### Information given
★ ★ ★

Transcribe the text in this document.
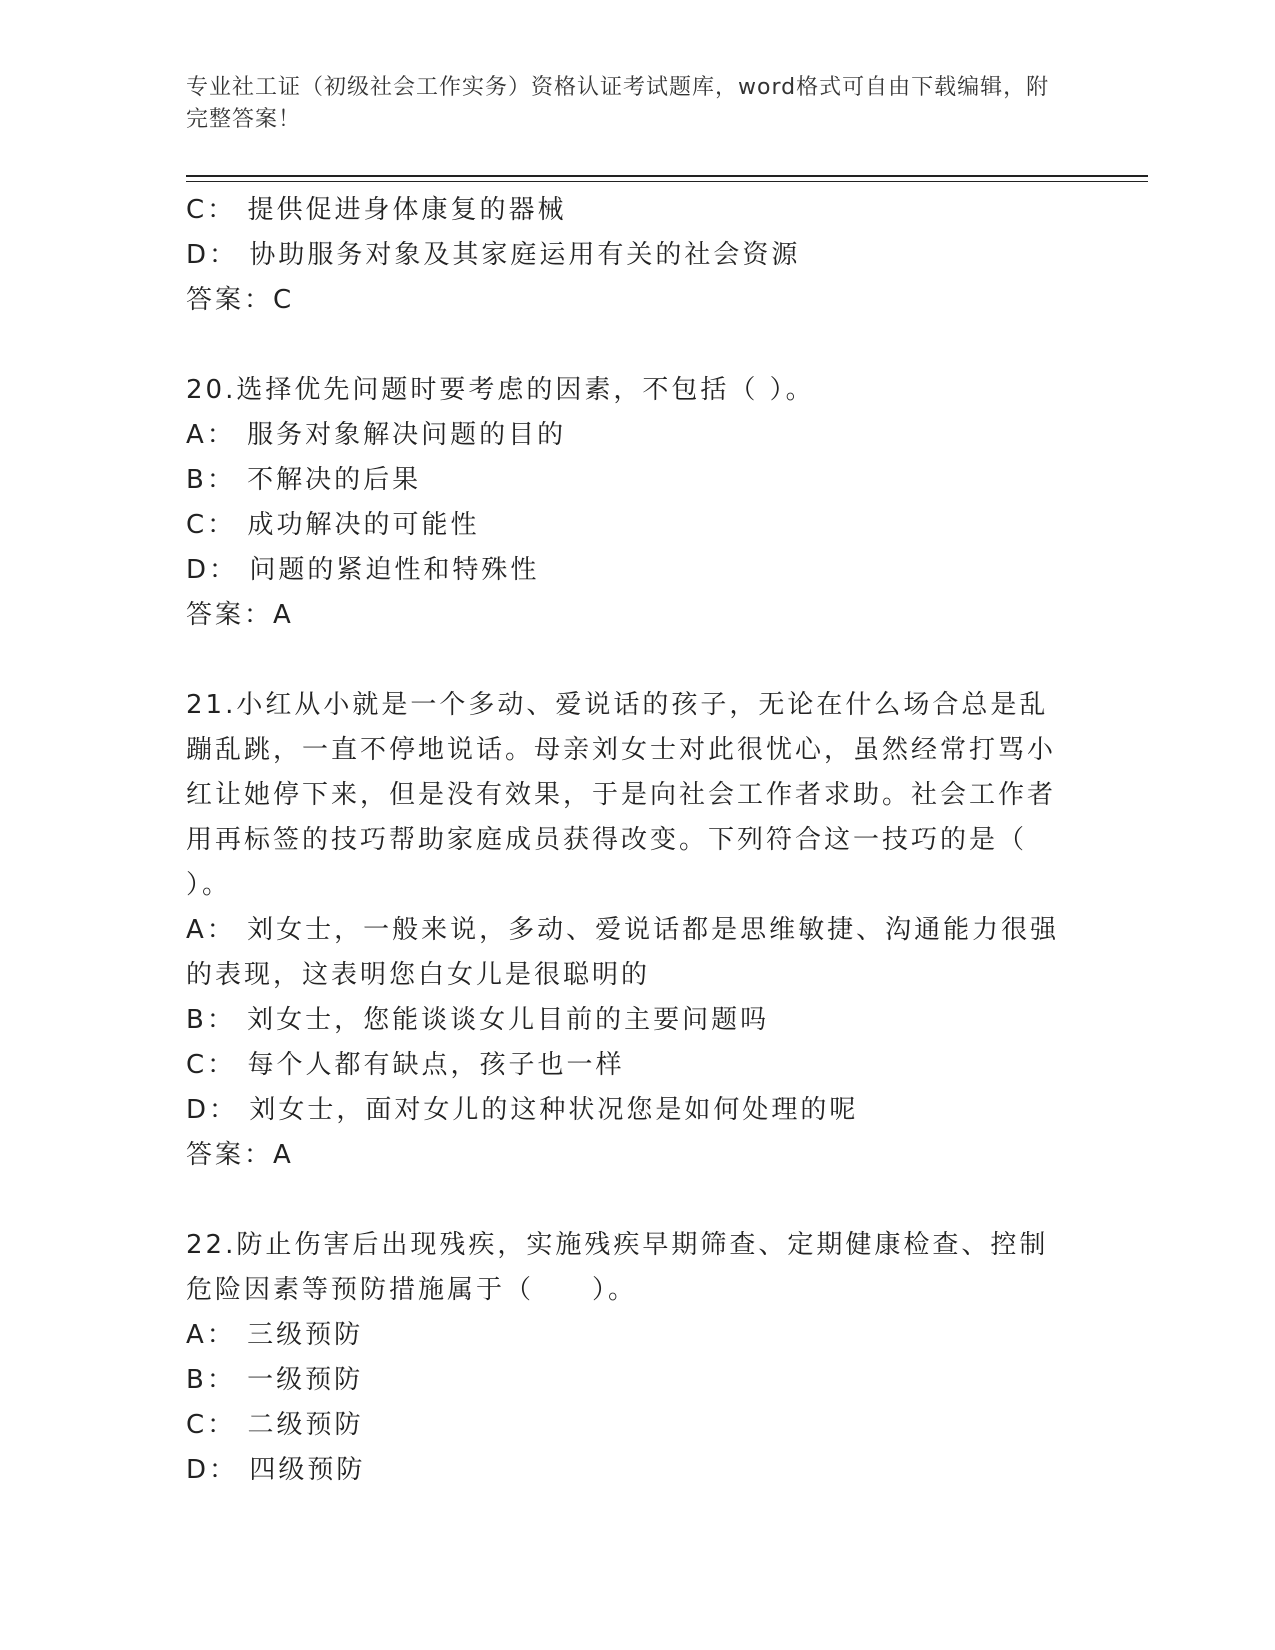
专业社工证（初级社会工作实务）资格认证考试题库，word格式可自由下载编辑，附完整答案！
C： 提供促进身体康复的器械
D： 协助服务对象及其家庭运用有关的社会资源
答案：C
20.选择优先问题时要考虑的因素，不包括（ ）。
A： 服务对象解决问题的目的
B： 不解决的后果
C： 成功解决的可能性
D： 问题的紧迫性和特殊性
答案：A
21.小红从小就是一个多动、爱说话的孩子，无论在什么场合总是乱蹦乱跳，一直不停地说话。母亲刘女士对此很忧心，虽然经常打骂小红让她停下来，但是没有效果，于是向社会工作者求助。社会工作者用再标签的技巧帮助家庭成员获得改变。下列符合这一技巧的是（ ）。
A： 刘女士，一般来说，多动、爱说话都是思维敏捷、沟通能力很强的表现，这表明您白女儿是很聪明的
B： 刘女士，您能谈谈女儿目前的主要问题吗
C： 每个人都有缺点，孩子也一样
D： 刘女士，面对女儿的这种状况您是如何处理的呢
答案：A
22.防止伤害后出现残疾，实施残疾早期筛查、定期健康检查、控制危险因素等预防措施属于（　　）。
A： 三级预防
B： 一级预防
C： 二级预防
D： 四级预防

★ ★ ★

### Exercise
Quote the data exactly, leaving every image out of the copy.

### Written solution
Transcribe the text in this document.
专业社工证（初级社会工作实务）资格认证考试题库，word格式可自由下载编辑，附完整答案！
C： 提供促进身体康复的器械
D： 协助服务对象及其家庭运用有关的社会资源
答案：C
20.选择优先问题时要考虑的因素，不包括（ ）。
A： 服务对象解决问题的目的
B： 不解决的后果
C： 成功解决的可能性
D： 问题的紧迫性和特殊性
答案：A
21.小红从小就是一个多动、爱说话的孩子，无论在什么场合总是乱蹦乱跳，一直不停地说话。母亲刘女士对此很忧心，虽然经常打骂小红让她停下来，但是没有效果，于是向社会工作者求助。社会工作者用再标签的技巧帮助家庭成员获得改变。下列符合这一技巧的是（ ）。
A： 刘女士，一般来说，多动、爱说话都是思维敏捷、沟通能力很强的表现，这表明您白女儿是很聪明的
B： 刘女士，您能谈谈女儿目前的主要问题吗
C： 每个人都有缺点，孩子也一样
D： 刘女士，面对女儿的这种状况您是如何处理的呢
答案：A
22.防止伤害后出现残疾，实施残疾早期筛查、定期健康检查、控制危险因素等预防措施属于（　　）。
A： 三级预防
B： 一级预防
C： 二级预防
D： 四级预防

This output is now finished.